■ What the exercise asks ■
Your copy of the material must match it exactly, except that pictures are dropped.

■ Data tied to figure images ■
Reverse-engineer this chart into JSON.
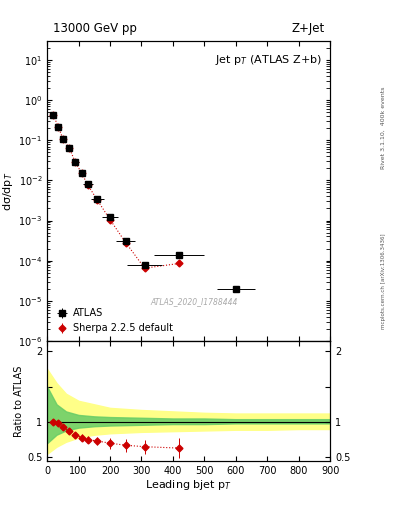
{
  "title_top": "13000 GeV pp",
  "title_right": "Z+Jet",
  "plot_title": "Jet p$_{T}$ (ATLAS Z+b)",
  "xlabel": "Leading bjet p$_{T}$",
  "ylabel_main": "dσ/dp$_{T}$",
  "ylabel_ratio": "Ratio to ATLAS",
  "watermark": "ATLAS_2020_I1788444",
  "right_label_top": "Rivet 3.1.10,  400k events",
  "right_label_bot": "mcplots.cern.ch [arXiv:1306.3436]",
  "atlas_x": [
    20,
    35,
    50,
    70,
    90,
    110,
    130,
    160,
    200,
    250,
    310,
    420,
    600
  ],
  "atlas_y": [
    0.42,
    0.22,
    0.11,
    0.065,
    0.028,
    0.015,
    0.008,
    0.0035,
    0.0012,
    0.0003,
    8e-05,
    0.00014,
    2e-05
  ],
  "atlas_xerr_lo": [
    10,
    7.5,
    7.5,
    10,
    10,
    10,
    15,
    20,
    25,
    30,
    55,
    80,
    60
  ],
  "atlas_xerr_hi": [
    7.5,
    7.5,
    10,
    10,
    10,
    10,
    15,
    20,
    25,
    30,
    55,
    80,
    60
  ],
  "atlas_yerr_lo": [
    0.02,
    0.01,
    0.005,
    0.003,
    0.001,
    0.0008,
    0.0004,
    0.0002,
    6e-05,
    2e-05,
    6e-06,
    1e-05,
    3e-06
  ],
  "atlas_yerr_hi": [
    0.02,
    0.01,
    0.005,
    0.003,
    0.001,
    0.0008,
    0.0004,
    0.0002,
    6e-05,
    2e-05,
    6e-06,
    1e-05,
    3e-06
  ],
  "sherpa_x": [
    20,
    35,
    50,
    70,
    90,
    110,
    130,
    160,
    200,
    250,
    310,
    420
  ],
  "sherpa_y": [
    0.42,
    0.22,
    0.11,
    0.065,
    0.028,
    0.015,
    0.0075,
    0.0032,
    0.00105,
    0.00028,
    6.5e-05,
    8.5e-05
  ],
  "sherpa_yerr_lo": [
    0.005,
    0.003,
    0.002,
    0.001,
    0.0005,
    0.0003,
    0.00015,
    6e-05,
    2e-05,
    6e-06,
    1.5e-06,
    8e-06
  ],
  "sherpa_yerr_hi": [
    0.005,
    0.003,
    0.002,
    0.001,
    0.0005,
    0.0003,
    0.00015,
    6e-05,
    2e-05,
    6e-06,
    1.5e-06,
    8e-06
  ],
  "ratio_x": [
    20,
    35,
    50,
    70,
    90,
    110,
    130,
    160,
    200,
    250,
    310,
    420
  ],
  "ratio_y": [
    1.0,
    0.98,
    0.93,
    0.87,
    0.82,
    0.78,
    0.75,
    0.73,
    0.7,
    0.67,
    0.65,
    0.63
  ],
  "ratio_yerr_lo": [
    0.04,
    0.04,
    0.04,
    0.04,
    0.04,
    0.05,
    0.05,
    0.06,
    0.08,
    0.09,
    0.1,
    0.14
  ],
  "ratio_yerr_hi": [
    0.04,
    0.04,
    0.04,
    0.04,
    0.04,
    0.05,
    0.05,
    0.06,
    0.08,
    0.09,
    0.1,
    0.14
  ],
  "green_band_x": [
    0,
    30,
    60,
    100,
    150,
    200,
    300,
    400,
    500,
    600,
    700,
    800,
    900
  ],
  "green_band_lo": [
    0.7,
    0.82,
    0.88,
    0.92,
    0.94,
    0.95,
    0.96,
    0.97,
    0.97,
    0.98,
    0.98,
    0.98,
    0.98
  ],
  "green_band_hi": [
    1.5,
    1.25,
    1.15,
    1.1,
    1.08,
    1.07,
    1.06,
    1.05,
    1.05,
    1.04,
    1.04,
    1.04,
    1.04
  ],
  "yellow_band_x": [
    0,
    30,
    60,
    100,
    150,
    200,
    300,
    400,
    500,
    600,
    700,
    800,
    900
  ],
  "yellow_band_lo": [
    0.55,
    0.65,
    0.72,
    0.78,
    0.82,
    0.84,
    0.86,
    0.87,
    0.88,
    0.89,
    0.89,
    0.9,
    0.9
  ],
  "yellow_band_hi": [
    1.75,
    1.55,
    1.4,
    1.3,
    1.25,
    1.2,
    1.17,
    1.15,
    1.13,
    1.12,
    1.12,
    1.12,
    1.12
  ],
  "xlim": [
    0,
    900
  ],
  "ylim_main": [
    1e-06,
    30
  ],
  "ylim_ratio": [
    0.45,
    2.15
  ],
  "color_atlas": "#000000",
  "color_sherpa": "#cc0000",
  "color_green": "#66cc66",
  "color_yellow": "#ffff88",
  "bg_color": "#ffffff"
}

■ Final answer ■
Reverse-engineer this chart into JSON.
{
  "title_top": "13000 GeV pp",
  "title_right": "Z+Jet",
  "plot_title": "Jet p$_{T}$ (ATLAS Z+b)",
  "xlabel": "Leading bjet p$_{T}$",
  "ylabel_main": "dσ/dp$_{T}$",
  "ylabel_ratio": "Ratio to ATLAS",
  "watermark": "ATLAS_2020_I1788444",
  "right_label_top": "Rivet 3.1.10,  400k events",
  "right_label_bot": "mcplots.cern.ch [arXiv:1306.3436]",
  "atlas_x": [
    20,
    35,
    50,
    70,
    90,
    110,
    130,
    160,
    200,
    250,
    310,
    420,
    600
  ],
  "atlas_y": [
    0.42,
    0.22,
    0.11,
    0.065,
    0.028,
    0.015,
    0.008,
    0.0035,
    0.0012,
    0.0003,
    8e-05,
    0.00014,
    2e-05
  ],
  "atlas_xerr_lo": [
    10,
    7.5,
    7.5,
    10,
    10,
    10,
    15,
    20,
    25,
    30,
    55,
    80,
    60
  ],
  "atlas_xerr_hi": [
    7.5,
    7.5,
    10,
    10,
    10,
    10,
    15,
    20,
    25,
    30,
    55,
    80,
    60
  ],
  "atlas_yerr_lo": [
    0.02,
    0.01,
    0.005,
    0.003,
    0.001,
    0.0008,
    0.0004,
    0.0002,
    6e-05,
    2e-05,
    6e-06,
    1e-05,
    3e-06
  ],
  "atlas_yerr_hi": [
    0.02,
    0.01,
    0.005,
    0.003,
    0.001,
    0.0008,
    0.0004,
    0.0002,
    6e-05,
    2e-05,
    6e-06,
    1e-05,
    3e-06
  ],
  "sherpa_x": [
    20,
    35,
    50,
    70,
    90,
    110,
    130,
    160,
    200,
    250,
    310,
    420
  ],
  "sherpa_y": [
    0.42,
    0.22,
    0.11,
    0.065,
    0.028,
    0.015,
    0.0075,
    0.0032,
    0.00105,
    0.00028,
    6.5e-05,
    8.5e-05
  ],
  "sherpa_yerr_lo": [
    0.005,
    0.003,
    0.002,
    0.001,
    0.0005,
    0.0003,
    0.00015,
    6e-05,
    2e-05,
    6e-06,
    1.5e-06,
    8e-06
  ],
  "sherpa_yerr_hi": [
    0.005,
    0.003,
    0.002,
    0.001,
    0.0005,
    0.0003,
    0.00015,
    6e-05,
    2e-05,
    6e-06,
    1.5e-06,
    8e-06
  ],
  "ratio_x": [
    20,
    35,
    50,
    70,
    90,
    110,
    130,
    160,
    200,
    250,
    310,
    420
  ],
  "ratio_y": [
    1.0,
    0.98,
    0.93,
    0.87,
    0.82,
    0.78,
    0.75,
    0.73,
    0.7,
    0.67,
    0.65,
    0.63
  ],
  "ratio_yerr_lo": [
    0.04,
    0.04,
    0.04,
    0.04,
    0.04,
    0.05,
    0.05,
    0.06,
    0.08,
    0.09,
    0.1,
    0.14
  ],
  "ratio_yerr_hi": [
    0.04,
    0.04,
    0.04,
    0.04,
    0.04,
    0.05,
    0.05,
    0.06,
    0.08,
    0.09,
    0.1,
    0.14
  ],
  "green_band_x": [
    0,
    30,
    60,
    100,
    150,
    200,
    300,
    400,
    500,
    600,
    700,
    800,
    900
  ],
  "green_band_lo": [
    0.7,
    0.82,
    0.88,
    0.92,
    0.94,
    0.95,
    0.96,
    0.97,
    0.97,
    0.98,
    0.98,
    0.98,
    0.98
  ],
  "green_band_hi": [
    1.5,
    1.25,
    1.15,
    1.1,
    1.08,
    1.07,
    1.06,
    1.05,
    1.05,
    1.04,
    1.04,
    1.04,
    1.04
  ],
  "yellow_band_x": [
    0,
    30,
    60,
    100,
    150,
    200,
    300,
    400,
    500,
    600,
    700,
    800,
    900
  ],
  "yellow_band_lo": [
    0.55,
    0.65,
    0.72,
    0.78,
    0.82,
    0.84,
    0.86,
    0.87,
    0.88,
    0.89,
    0.89,
    0.9,
    0.9
  ],
  "yellow_band_hi": [
    1.75,
    1.55,
    1.4,
    1.3,
    1.25,
    1.2,
    1.17,
    1.15,
    1.13,
    1.12,
    1.12,
    1.12,
    1.12
  ],
  "xlim": [
    0,
    900
  ],
  "ylim_main": [
    1e-06,
    30
  ],
  "ylim_ratio": [
    0.45,
    2.15
  ],
  "color_atlas": "#000000",
  "color_sherpa": "#cc0000",
  "color_green": "#66cc66",
  "color_yellow": "#ffff88",
  "bg_color": "#ffffff"
}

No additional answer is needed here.